— JOB —
Quote every line as given.

[Collected data entries]
————————

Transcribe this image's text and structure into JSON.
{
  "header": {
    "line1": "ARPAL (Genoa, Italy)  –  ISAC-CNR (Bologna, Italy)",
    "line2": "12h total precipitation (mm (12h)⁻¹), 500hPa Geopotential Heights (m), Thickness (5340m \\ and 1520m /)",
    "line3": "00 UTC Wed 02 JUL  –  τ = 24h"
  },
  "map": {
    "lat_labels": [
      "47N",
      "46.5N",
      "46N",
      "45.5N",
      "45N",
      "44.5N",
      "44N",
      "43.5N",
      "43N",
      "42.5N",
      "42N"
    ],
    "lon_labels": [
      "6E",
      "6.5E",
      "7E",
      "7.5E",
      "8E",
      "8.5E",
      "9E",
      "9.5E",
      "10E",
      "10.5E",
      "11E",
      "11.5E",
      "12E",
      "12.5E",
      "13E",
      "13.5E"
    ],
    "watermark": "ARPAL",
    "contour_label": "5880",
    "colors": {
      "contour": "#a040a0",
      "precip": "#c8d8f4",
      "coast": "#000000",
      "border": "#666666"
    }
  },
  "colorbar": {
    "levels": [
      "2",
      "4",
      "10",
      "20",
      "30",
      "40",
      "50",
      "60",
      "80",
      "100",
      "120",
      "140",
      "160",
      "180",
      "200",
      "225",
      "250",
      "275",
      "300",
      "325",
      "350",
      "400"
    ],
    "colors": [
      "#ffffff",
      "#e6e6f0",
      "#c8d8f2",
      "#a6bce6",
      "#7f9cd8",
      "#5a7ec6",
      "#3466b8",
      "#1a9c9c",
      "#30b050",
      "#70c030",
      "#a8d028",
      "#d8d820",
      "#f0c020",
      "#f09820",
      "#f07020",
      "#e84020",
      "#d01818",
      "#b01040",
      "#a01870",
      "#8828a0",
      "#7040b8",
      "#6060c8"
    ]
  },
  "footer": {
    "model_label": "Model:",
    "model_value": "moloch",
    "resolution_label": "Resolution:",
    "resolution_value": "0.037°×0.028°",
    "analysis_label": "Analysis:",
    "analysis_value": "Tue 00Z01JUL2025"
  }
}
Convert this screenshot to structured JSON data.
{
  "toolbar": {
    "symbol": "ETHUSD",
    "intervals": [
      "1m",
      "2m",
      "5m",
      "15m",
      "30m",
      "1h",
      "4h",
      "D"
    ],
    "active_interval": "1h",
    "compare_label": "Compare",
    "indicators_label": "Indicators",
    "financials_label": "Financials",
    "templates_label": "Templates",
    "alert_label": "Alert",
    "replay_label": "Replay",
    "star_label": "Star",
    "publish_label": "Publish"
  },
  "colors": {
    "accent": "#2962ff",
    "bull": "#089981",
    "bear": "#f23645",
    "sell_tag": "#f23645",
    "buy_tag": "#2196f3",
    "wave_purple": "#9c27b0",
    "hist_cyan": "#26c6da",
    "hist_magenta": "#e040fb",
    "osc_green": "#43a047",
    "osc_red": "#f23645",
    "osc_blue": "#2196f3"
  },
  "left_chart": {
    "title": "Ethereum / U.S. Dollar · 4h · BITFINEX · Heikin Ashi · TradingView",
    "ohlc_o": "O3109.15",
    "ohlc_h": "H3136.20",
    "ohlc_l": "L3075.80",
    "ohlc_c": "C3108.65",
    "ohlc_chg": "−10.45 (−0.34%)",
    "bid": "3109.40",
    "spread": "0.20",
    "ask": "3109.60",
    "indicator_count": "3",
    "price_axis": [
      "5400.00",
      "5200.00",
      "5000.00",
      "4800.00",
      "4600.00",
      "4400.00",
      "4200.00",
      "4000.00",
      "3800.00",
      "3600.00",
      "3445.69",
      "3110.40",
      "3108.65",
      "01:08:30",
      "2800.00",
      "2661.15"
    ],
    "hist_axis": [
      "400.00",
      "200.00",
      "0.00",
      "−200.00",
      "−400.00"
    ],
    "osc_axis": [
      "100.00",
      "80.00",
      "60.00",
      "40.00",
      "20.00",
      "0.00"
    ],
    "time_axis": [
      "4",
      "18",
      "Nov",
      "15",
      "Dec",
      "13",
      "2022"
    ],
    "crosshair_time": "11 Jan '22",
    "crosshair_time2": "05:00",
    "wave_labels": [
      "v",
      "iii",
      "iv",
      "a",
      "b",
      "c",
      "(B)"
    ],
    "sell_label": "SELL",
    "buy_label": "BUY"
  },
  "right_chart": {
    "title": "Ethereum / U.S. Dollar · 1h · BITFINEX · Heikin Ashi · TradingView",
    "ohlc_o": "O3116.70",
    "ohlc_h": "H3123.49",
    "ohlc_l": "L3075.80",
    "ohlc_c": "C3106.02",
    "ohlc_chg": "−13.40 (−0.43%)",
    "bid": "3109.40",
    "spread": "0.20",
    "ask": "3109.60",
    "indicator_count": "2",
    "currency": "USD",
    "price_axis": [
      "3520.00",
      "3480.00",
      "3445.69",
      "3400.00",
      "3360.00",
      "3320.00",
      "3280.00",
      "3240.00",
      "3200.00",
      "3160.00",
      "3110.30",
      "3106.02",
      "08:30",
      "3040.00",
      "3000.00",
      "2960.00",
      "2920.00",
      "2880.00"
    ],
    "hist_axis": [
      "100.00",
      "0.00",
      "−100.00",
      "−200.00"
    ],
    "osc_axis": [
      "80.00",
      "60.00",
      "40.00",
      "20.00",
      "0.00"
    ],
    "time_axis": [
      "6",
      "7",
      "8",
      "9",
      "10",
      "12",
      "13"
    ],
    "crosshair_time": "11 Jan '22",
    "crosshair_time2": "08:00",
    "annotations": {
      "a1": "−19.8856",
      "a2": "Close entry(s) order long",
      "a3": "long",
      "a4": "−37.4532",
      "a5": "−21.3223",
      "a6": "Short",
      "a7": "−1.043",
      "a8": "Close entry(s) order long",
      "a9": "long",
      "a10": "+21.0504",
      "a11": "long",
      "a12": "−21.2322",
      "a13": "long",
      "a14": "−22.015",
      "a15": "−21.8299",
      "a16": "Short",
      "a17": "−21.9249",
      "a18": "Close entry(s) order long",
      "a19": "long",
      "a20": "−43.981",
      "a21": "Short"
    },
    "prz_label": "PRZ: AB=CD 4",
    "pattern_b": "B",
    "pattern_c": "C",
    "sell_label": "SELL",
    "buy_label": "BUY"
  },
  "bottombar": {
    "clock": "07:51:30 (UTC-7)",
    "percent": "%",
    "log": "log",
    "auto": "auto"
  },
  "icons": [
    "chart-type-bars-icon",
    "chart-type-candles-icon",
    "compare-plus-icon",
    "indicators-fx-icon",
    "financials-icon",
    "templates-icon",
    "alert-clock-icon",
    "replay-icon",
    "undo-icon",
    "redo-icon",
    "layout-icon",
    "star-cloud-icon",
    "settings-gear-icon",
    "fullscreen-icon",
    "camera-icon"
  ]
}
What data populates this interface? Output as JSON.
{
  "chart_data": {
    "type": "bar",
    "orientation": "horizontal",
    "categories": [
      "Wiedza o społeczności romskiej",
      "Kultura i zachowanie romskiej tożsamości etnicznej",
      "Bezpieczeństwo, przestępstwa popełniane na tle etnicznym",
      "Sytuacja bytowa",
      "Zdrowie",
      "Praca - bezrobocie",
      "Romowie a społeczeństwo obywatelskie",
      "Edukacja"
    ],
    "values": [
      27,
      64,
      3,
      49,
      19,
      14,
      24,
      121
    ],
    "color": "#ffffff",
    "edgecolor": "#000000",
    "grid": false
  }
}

————————

— FINISHED ANSWER —
Transcribe this image's text and structure into JSON.
{
  "header": {
    "line1": "ARPAL (Genoa, Italy)  –  ISAC-CNR (Bologna, Italy)",
    "line2": "12h total precipitation (mm (12h)⁻¹), 500hPa Geopotential Heights (m), Thickness (5340m \\ and 1520m /)",
    "line3": "00 UTC Wed 02 JUL  –  τ = 24h"
  },
  "map": {
    "lat_labels": [
      "47N",
      "46.5N",
      "46N",
      "45.5N",
      "45N",
      "44.5N",
      "44N",
      "43.5N",
      "43N",
      "42.5N",
      "42N"
    ],
    "lon_labels": [
      "6E",
      "6.5E",
      "7E",
      "7.5E",
      "8E",
      "8.5E",
      "9E",
      "9.5E",
      "10E",
      "10.5E",
      "11E",
      "11.5E",
      "12E",
      "12.5E",
      "13E",
      "13.5E"
    ],
    "watermark": "ARPAL",
    "contour_label": "5880",
    "colors": {
      "contour": "#a040a0",
      "precip": "#c8d8f4",
      "coast": "#000000",
      "border": "#666666"
    }
  },
  "colorbar": {
    "levels": [
      "2",
      "4",
      "10",
      "20",
      "30",
      "40",
      "50",
      "60",
      "80",
      "100",
      "120",
      "140",
      "160",
      "180",
      "200",
      "225",
      "250",
      "275",
      "300",
      "325",
      "350",
      "400"
    ],
    "colors": [
      "#ffffff",
      "#e6e6f0",
      "#c8d8f2",
      "#a6bce6",
      "#7f9cd8",
      "#5a7ec6",
      "#3466b8",
      "#1a9c9c",
      "#30b050",
      "#70c030",
      "#a8d028",
      "#d8d820",
      "#f0c020",
      "#f09820",
      "#f07020",
      "#e84020",
      "#d01818",
      "#b01040",
      "#a01870",
      "#8828a0",
      "#7040b8",
      "#6060c8"
    ]
  },
  "footer": {
    "model_label": "Model:",
    "model_value": "moloch",
    "resolution_label": "Resolution:",
    "resolution_value": "0.037°×0.028°",
    "analysis_label": "Analysis:",
    "analysis_value": "Tue 00Z01JUL2025"
  }
}
Convert this screenshot to structured JSON data.
{
  "toolbar": {
    "symbol": "ETHUSD",
    "intervals": [
      "1m",
      "2m",
      "5m",
      "15m",
      "30m",
      "1h",
      "4h",
      "D"
    ],
    "active_interval": "1h",
    "compare_label": "Compare",
    "indicators_label": "Indicators",
    "financials_label": "Financials",
    "templates_label": "Templates",
    "alert_label": "Alert",
    "replay_label": "Replay",
    "star_label": "Star",
    "publish_label": "Publish"
  },
  "colors": {
    "accent": "#2962ff",
    "bull": "#089981",
    "bear": "#f23645",
    "sell_tag": "#f23645",
    "buy_tag": "#2196f3",
    "wave_purple": "#9c27b0",
    "hist_cyan": "#26c6da",
    "hist_magenta": "#e040fb",
    "osc_green": "#43a047",
    "osc_red": "#f23645",
    "osc_blue": "#2196f3"
  },
  "left_chart": {
    "title": "Ethereum / U.S. Dollar · 4h · BITFINEX · Heikin Ashi · TradingView",
    "ohlc_o": "O3109.15",
    "ohlc_h": "H3136.20",
    "ohlc_l": "L3075.80",
    "ohlc_c": "C3108.65",
    "ohlc_chg": "−10.45 (−0.34%)",
    "bid": "3109.40",
    "spread": "0.20",
    "ask": "3109.60",
    "indicator_count": "3",
    "price_axis": [
      "5400.00",
      "5200.00",
      "5000.00",
      "4800.00",
      "4600.00",
      "4400.00",
      "4200.00",
      "4000.00",
      "3800.00",
      "3600.00",
      "3445.69",
      "3110.40",
      "3108.65",
      "01:08:30",
      "2800.00",
      "2661.15"
    ],
    "hist_axis": [
      "400.00",
      "200.00",
      "0.00",
      "−200.00",
      "−400.00"
    ],
    "osc_axis": [
      "100.00",
      "80.00",
      "60.00",
      "40.00",
      "20.00",
      "0.00"
    ],
    "time_axis": [
      "4",
      "18",
      "Nov",
      "15",
      "Dec",
      "13",
      "2022"
    ],
    "crosshair_time": "11 Jan '22",
    "crosshair_time2": "05:00",
    "wave_labels": [
      "v",
      "iii",
      "iv",
      "a",
      "b",
      "c",
      "(B)"
    ],
    "sell_label": "SELL",
    "buy_label": "BUY"
  },
  "right_chart": {
    "title": "Ethereum / U.S. Dollar · 1h · BITFINEX · Heikin Ashi · TradingView",
    "ohlc_o": "O3116.70",
    "ohlc_h": "H3123.49",
    "ohlc_l": "L3075.80",
    "ohlc_c": "C3106.02",
    "ohlc_chg": "−13.40 (−0.43%)",
    "bid": "3109.40",
    "spread": "0.20",
    "ask": "3109.60",
    "indicator_count": "2",
    "currency": "USD",
    "price_axis": [
      "3520.00",
      "3480.00",
      "3445.69",
      "3400.00",
      "3360.00",
      "3320.00",
      "3280.00",
      "3240.00",
      "3200.00",
      "3160.00",
      "3110.30",
      "3106.02",
      "08:30",
      "3040.00",
      "3000.00",
      "2960.00",
      "2920.00",
      "2880.00"
    ],
    "hist_axis": [
      "100.00",
      "0.00",
      "−100.00",
      "−200.00"
    ],
    "osc_axis": [
      "80.00",
      "60.00",
      "40.00",
      "20.00",
      "0.00"
    ],
    "time_axis": [
      "6",
      "7",
      "8",
      "9",
      "10",
      "12",
      "13"
    ],
    "crosshair_time": "11 Jan '22",
    "crosshair_time2": "08:00",
    "annotations": {
      "a1": "−19.8856",
      "a2": "Close entry(s) order long",
      "a3": "long",
      "a4": "−37.4532",
      "a5": "−21.3223",
      "a6": "Short",
      "a7": "−1.043",
      "a8": "Close entry(s) order long",
      "a9": "long",
      "a10": "+21.0504",
      "a11": "long",
      "a12": "−21.2322",
      "a13": "long",
      "a14": "−22.015",
      "a15": "−21.8299",
      "a16": "Short",
      "a17": "−21.9249",
      "a18": "Close entry(s) order long",
      "a19": "long",
      "a20": "−43.981",
      "a21": "Short"
    },
    "prz_label": "PRZ: AB=CD 4",
    "pattern_b": "B",
    "pattern_c": "C",
    "sell_label": "SELL",
    "buy_label": "BUY"
  },
  "bottombar": {
    "clock": "07:51:30 (UTC-7)",
    "percent": "%",
    "log": "log",
    "auto": "auto"
  },
  "icons": [
    "chart-type-bars-icon",
    "chart-type-candles-icon",
    "compare-plus-icon",
    "indicators-fx-icon",
    "financials-icon",
    "templates-icon",
    "alert-clock-icon",
    "replay-icon",
    "undo-icon",
    "redo-icon",
    "layout-icon",
    "star-cloud-icon",
    "settings-gear-icon",
    "fullscreen-icon",
    "camera-icon"
  ]
}
What data populates this interface? Output as JSON.
{
  "chart_data": {
    "type": "bar",
    "orientation": "horizontal",
    "categories": [
      "Wiedza o społeczności romskiej",
      "Kultura i zachowanie romskiej tożsamości etnicznej",
      "Bezpieczeństwo, przestępstwa popełniane na tle etnicznym",
      "Sytuacja bytowa",
      "Zdrowie",
      "Praca - bezrobocie",
      "Romowie a społeczeństwo obywatelskie",
      "Edukacja"
    ],
    "values": [
      27,
      64,
      3,
      49,
      19,
      14,
      24,
      121
    ],
    "color": "#ffffff",
    "edgecolor": "#000000",
    "grid": false
  }
}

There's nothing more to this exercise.